Dataset excerpts:
▬▬▬
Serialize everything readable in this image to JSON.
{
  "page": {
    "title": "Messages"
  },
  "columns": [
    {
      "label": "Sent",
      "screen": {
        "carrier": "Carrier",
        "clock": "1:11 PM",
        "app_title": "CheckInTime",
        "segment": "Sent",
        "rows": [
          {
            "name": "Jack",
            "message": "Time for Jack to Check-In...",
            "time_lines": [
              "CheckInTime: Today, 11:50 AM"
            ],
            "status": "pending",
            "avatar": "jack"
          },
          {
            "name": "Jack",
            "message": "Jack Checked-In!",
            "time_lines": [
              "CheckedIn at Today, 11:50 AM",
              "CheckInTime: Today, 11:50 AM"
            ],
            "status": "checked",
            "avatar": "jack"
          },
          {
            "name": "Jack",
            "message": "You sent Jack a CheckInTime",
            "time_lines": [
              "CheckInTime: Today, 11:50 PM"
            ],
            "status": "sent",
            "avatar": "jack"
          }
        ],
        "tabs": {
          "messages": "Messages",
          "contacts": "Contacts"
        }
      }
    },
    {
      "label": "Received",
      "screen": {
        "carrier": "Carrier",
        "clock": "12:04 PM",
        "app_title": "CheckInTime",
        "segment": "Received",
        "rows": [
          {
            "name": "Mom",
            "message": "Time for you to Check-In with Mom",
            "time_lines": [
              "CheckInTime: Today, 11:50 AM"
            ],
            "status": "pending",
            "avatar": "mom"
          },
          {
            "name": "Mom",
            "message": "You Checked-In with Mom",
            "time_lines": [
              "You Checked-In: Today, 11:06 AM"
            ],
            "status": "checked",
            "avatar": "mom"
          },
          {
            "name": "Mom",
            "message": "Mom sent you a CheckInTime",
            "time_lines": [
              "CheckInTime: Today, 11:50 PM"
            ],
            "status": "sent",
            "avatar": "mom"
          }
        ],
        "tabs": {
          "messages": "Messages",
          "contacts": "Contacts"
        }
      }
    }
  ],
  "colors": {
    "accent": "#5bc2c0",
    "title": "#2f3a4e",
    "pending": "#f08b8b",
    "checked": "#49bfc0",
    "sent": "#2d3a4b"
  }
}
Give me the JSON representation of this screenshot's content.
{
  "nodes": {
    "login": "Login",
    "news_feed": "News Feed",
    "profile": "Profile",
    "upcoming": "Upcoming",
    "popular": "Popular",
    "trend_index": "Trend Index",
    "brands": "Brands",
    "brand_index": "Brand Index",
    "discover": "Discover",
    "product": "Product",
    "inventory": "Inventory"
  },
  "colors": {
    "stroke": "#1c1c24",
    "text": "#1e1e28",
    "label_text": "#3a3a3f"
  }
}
▬▬▬
What you need to do
Type the material above out again, exactly.

Finished exercise
Serialize everything readable in this image to JSON.
{
  "page": {
    "title": "Messages"
  },
  "columns": [
    {
      "label": "Sent",
      "screen": {
        "carrier": "Carrier",
        "clock": "1:11 PM",
        "app_title": "CheckInTime",
        "segment": "Sent",
        "rows": [
          {
            "name": "Jack",
            "message": "Time for Jack to Check-In...",
            "time_lines": [
              "CheckInTime: Today, 11:50 AM"
            ],
            "status": "pending",
            "avatar": "jack"
          },
          {
            "name": "Jack",
            "message": "Jack Checked-In!",
            "time_lines": [
              "CheckedIn at Today, 11:50 AM",
              "CheckInTime: Today, 11:50 AM"
            ],
            "status": "checked",
            "avatar": "jack"
          },
          {
            "name": "Jack",
            "message": "You sent Jack a CheckInTime",
            "time_lines": [
              "CheckInTime: Today, 11:50 PM"
            ],
            "status": "sent",
            "avatar": "jack"
          }
        ],
        "tabs": {
          "messages": "Messages",
          "contacts": "Contacts"
        }
      }
    },
    {
      "label": "Received",
      "screen": {
        "carrier": "Carrier",
        "clock": "12:04 PM",
        "app_title": "CheckInTime",
        "segment": "Received",
        "rows": [
          {
            "name": "Mom",
            "message": "Time for you to Check-In with Mom",
            "time_lines": [
              "CheckInTime: Today, 11:50 AM"
            ],
            "status": "pending",
            "avatar": "mom"
          },
          {
            "name": "Mom",
            "message": "You Checked-In with Mom",
            "time_lines": [
              "You Checked-In: Today, 11:06 AM"
            ],
            "status": "checked",
            "avatar": "mom"
          },
          {
            "name": "Mom",
            "message": "Mom sent you a CheckInTime",
            "time_lines": [
              "CheckInTime: Today, 11:50 PM"
            ],
            "status": "sent",
            "avatar": "mom"
          }
        ],
        "tabs": {
          "messages": "Messages",
          "contacts": "Contacts"
        }
      }
    }
  ],
  "colors": {
    "accent": "#5bc2c0",
    "title": "#2f3a4e",
    "pending": "#f08b8b",
    "checked": "#49bfc0",
    "sent": "#2d3a4b"
  }
}
Give me the JSON representation of this screenshot's content.
{
  "nodes": {
    "login": "Login",
    "news_feed": "News Feed",
    "profile": "Profile",
    "upcoming": "Upcoming",
    "popular": "Popular",
    "trend_index": "Trend Index",
    "brands": "Brands",
    "brand_index": "Brand Index",
    "discover": "Discover",
    "product": "Product",
    "inventory": "Inventory"
  },
  "colors": {
    "stroke": "#1c1c24",
    "text": "#1e1e28",
    "label_text": "#3a3a3f"
  }
}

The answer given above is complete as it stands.